Objective
Below is a block of records: output all of them exactly and leave out the pictures.

───── Material shown

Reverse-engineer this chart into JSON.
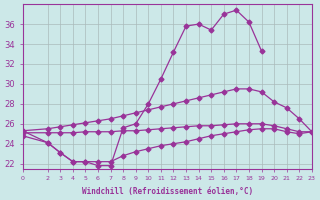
{
  "background_color": "#cce8e8",
  "grid_color": "#aabbbb",
  "line_color": "#993399",
  "xlabel": "Windchill (Refroidissement éolien,°C)",
  "xlabel_color": "#993399",
  "tick_color": "#993399",
  "xlim": [
    0,
    23
  ],
  "ylim": [
    21.5,
    38
  ],
  "yticks": [
    22,
    24,
    26,
    28,
    30,
    32,
    34,
    36
  ],
  "xticks": [
    0,
    2,
    3,
    4,
    5,
    6,
    7,
    8,
    9,
    10,
    11,
    12,
    13,
    14,
    15,
    16,
    17,
    18,
    19,
    20,
    21,
    22,
    23
  ],
  "line1_x": [
    0,
    2,
    3,
    4,
    5,
    6,
    7,
    8,
    9,
    10,
    11,
    12,
    13,
    14,
    15,
    16,
    17,
    18,
    19
  ],
  "line1_y": [
    25.3,
    24.1,
    23.1,
    22.2,
    22.2,
    21.8,
    21.8,
    25.6,
    26.0,
    28.0,
    30.5,
    33.2,
    35.8,
    36.0,
    35.4,
    37.0,
    37.4,
    36.2,
    33.3
  ],
  "line2_x": [
    0,
    2,
    3,
    4,
    5,
    6,
    7,
    8,
    9,
    10,
    11,
    12,
    13,
    14,
    15,
    16,
    17,
    18,
    19,
    20,
    21,
    22,
    23
  ],
  "line2_y": [
    25.3,
    25.5,
    25.7,
    25.9,
    26.1,
    26.3,
    26.5,
    26.8,
    27.1,
    27.4,
    27.7,
    28.0,
    28.3,
    28.6,
    28.9,
    29.2,
    29.5,
    29.5,
    29.2,
    28.2,
    27.6,
    26.5,
    25.2
  ],
  "line3_x": [
    0,
    2,
    3,
    4,
    5,
    6,
    7,
    8,
    9,
    10,
    11,
    12,
    13,
    14,
    15,
    16,
    17,
    18,
    19,
    20,
    21,
    22,
    23
  ],
  "line3_y": [
    25.1,
    25.1,
    25.1,
    25.1,
    25.2,
    25.2,
    25.2,
    25.3,
    25.3,
    25.4,
    25.5,
    25.6,
    25.7,
    25.8,
    25.8,
    25.9,
    26.0,
    26.0,
    26.0,
    25.8,
    25.5,
    25.2,
    25.2
  ],
  "line4_x": [
    0,
    2,
    3,
    4,
    5,
    6,
    7,
    8,
    9,
    10,
    11,
    12,
    13,
    14,
    15,
    16,
    17,
    18,
    19,
    20,
    21,
    22,
    23
  ],
  "line4_y": [
    24.8,
    24.1,
    23.1,
    22.2,
    22.2,
    22.2,
    22.2,
    22.8,
    23.2,
    23.5,
    23.8,
    24.0,
    24.2,
    24.5,
    24.8,
    25.0,
    25.2,
    25.4,
    25.5,
    25.5,
    25.2,
    25.0,
    25.2
  ]
}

──────────

Response below
Reverse-engineer this chart into JSON.
{
  "background_color": "#cce8e8",
  "grid_color": "#aabbbb",
  "line_color": "#993399",
  "xlabel": "Windchill (Refroidissement éolien,°C)",
  "xlabel_color": "#993399",
  "tick_color": "#993399",
  "xlim": [
    0,
    23
  ],
  "ylim": [
    21.5,
    38
  ],
  "yticks": [
    22,
    24,
    26,
    28,
    30,
    32,
    34,
    36
  ],
  "xticks": [
    0,
    2,
    3,
    4,
    5,
    6,
    7,
    8,
    9,
    10,
    11,
    12,
    13,
    14,
    15,
    16,
    17,
    18,
    19,
    20,
    21,
    22,
    23
  ],
  "line1_x": [
    0,
    2,
    3,
    4,
    5,
    6,
    7,
    8,
    9,
    10,
    11,
    12,
    13,
    14,
    15,
    16,
    17,
    18,
    19
  ],
  "line1_y": [
    25.3,
    24.1,
    23.1,
    22.2,
    22.2,
    21.8,
    21.8,
    25.6,
    26.0,
    28.0,
    30.5,
    33.2,
    35.8,
    36.0,
    35.4,
    37.0,
    37.4,
    36.2,
    33.3
  ],
  "line2_x": [
    0,
    2,
    3,
    4,
    5,
    6,
    7,
    8,
    9,
    10,
    11,
    12,
    13,
    14,
    15,
    16,
    17,
    18,
    19,
    20,
    21,
    22,
    23
  ],
  "line2_y": [
    25.3,
    25.5,
    25.7,
    25.9,
    26.1,
    26.3,
    26.5,
    26.8,
    27.1,
    27.4,
    27.7,
    28.0,
    28.3,
    28.6,
    28.9,
    29.2,
    29.5,
    29.5,
    29.2,
    28.2,
    27.6,
    26.5,
    25.2
  ],
  "line3_x": [
    0,
    2,
    3,
    4,
    5,
    6,
    7,
    8,
    9,
    10,
    11,
    12,
    13,
    14,
    15,
    16,
    17,
    18,
    19,
    20,
    21,
    22,
    23
  ],
  "line3_y": [
    25.1,
    25.1,
    25.1,
    25.1,
    25.2,
    25.2,
    25.2,
    25.3,
    25.3,
    25.4,
    25.5,
    25.6,
    25.7,
    25.8,
    25.8,
    25.9,
    26.0,
    26.0,
    26.0,
    25.8,
    25.5,
    25.2,
    25.2
  ],
  "line4_x": [
    0,
    2,
    3,
    4,
    5,
    6,
    7,
    8,
    9,
    10,
    11,
    12,
    13,
    14,
    15,
    16,
    17,
    18,
    19,
    20,
    21,
    22,
    23
  ],
  "line4_y": [
    24.8,
    24.1,
    23.1,
    22.2,
    22.2,
    22.2,
    22.2,
    22.8,
    23.2,
    23.5,
    23.8,
    24.0,
    24.2,
    24.5,
    24.8,
    25.0,
    25.2,
    25.4,
    25.5,
    25.5,
    25.2,
    25.0,
    25.2
  ]
}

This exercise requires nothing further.